------ RECORDS FOR THE EXERCISE ------

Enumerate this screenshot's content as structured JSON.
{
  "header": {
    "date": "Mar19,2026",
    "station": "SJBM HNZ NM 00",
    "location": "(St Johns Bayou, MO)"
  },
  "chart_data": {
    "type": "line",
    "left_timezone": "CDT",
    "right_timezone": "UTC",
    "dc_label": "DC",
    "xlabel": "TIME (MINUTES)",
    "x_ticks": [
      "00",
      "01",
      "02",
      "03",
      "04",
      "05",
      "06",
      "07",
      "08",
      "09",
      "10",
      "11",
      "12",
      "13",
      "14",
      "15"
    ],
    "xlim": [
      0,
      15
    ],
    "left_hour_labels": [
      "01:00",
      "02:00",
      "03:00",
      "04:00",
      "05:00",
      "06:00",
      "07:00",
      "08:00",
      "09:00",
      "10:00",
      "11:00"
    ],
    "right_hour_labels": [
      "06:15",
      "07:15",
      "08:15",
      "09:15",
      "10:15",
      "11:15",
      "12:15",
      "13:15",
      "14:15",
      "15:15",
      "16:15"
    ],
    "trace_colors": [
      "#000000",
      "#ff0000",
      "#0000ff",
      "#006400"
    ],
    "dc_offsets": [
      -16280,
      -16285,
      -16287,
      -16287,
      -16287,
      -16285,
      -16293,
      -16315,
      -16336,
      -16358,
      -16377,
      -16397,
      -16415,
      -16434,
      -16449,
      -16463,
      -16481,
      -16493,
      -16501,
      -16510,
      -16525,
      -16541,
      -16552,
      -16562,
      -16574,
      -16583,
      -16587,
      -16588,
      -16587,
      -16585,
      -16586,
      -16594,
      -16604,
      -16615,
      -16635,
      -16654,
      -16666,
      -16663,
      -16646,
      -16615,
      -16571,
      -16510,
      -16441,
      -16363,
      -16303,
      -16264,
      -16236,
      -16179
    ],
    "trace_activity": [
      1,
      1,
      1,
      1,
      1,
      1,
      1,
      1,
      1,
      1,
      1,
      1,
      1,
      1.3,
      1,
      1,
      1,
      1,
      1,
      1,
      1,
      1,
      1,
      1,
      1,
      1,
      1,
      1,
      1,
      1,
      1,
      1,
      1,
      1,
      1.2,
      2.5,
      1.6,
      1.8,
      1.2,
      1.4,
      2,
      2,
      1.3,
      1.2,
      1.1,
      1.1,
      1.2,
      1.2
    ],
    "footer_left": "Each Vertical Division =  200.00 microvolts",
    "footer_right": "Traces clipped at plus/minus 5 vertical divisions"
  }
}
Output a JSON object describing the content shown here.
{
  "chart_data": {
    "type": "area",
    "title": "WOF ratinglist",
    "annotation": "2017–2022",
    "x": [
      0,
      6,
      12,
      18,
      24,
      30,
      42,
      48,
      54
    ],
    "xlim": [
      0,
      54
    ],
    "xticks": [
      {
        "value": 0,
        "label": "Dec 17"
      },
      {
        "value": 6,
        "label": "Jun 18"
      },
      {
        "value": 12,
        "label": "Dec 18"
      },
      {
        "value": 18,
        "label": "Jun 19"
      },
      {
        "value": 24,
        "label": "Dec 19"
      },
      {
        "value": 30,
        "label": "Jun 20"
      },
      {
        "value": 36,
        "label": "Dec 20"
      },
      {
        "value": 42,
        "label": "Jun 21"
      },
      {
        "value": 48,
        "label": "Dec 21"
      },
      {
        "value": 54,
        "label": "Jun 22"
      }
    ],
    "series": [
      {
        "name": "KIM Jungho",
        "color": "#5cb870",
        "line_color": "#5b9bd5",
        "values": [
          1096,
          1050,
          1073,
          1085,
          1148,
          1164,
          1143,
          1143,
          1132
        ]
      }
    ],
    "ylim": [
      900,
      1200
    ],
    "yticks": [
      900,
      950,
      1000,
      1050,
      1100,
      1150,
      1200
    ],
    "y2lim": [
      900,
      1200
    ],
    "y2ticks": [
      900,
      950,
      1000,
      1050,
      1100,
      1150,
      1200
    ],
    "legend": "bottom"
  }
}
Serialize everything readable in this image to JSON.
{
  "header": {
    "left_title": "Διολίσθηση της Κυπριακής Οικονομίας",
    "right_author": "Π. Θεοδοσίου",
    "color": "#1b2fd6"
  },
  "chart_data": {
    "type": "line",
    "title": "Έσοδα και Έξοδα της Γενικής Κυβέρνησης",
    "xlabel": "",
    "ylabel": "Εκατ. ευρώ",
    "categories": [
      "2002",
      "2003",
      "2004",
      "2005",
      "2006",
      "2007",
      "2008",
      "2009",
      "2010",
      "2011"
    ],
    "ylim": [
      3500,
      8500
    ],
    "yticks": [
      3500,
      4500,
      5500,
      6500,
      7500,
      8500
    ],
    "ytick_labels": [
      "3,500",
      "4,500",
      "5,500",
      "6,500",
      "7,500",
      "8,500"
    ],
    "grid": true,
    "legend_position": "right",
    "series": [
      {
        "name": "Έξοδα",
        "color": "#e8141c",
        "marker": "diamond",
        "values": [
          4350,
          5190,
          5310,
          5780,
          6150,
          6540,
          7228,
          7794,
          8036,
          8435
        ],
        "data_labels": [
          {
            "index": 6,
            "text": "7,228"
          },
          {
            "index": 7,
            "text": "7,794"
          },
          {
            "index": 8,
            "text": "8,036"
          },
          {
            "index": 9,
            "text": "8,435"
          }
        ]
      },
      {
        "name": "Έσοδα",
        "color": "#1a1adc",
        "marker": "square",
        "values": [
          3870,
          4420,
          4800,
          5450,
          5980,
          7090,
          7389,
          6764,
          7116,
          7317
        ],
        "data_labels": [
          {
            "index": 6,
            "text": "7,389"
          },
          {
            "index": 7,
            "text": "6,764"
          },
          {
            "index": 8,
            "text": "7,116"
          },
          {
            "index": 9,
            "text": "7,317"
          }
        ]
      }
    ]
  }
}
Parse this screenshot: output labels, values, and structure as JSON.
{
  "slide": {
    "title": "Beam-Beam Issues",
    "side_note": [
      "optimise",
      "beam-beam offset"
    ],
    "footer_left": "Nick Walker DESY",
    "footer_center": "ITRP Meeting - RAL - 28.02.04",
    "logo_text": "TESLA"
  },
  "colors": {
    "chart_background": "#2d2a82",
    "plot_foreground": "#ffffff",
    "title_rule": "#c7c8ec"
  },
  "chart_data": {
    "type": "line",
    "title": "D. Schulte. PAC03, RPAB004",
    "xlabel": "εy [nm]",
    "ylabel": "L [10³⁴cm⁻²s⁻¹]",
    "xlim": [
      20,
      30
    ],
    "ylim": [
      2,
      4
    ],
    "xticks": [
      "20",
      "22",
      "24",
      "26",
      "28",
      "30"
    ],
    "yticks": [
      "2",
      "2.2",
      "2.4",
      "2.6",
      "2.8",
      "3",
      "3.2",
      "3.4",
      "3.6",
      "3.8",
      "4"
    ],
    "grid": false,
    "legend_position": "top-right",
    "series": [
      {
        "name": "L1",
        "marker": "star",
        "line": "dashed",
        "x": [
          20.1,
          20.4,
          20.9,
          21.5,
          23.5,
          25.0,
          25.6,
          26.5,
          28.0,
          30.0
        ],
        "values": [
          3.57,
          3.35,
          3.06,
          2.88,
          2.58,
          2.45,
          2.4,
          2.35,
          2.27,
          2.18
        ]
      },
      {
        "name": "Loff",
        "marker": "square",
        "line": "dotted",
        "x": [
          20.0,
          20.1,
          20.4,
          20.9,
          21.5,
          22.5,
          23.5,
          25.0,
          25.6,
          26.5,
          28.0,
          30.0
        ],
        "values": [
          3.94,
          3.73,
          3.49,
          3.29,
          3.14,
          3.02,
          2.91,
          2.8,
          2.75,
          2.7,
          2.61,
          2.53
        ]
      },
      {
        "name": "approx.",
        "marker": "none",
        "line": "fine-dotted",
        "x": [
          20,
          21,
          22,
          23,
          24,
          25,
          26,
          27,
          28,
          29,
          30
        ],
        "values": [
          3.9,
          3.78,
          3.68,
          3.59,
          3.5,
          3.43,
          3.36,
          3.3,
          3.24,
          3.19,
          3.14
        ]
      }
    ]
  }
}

------

Show all lines from the records above where the word "this" occurs.

→ **EXPECTED OUTPUT**
Enumerate this screenshot's content as structured JSON.
Serialize everything readable in this image to JSON.
Parse this screenshot: output labels, values, and structure as JSON.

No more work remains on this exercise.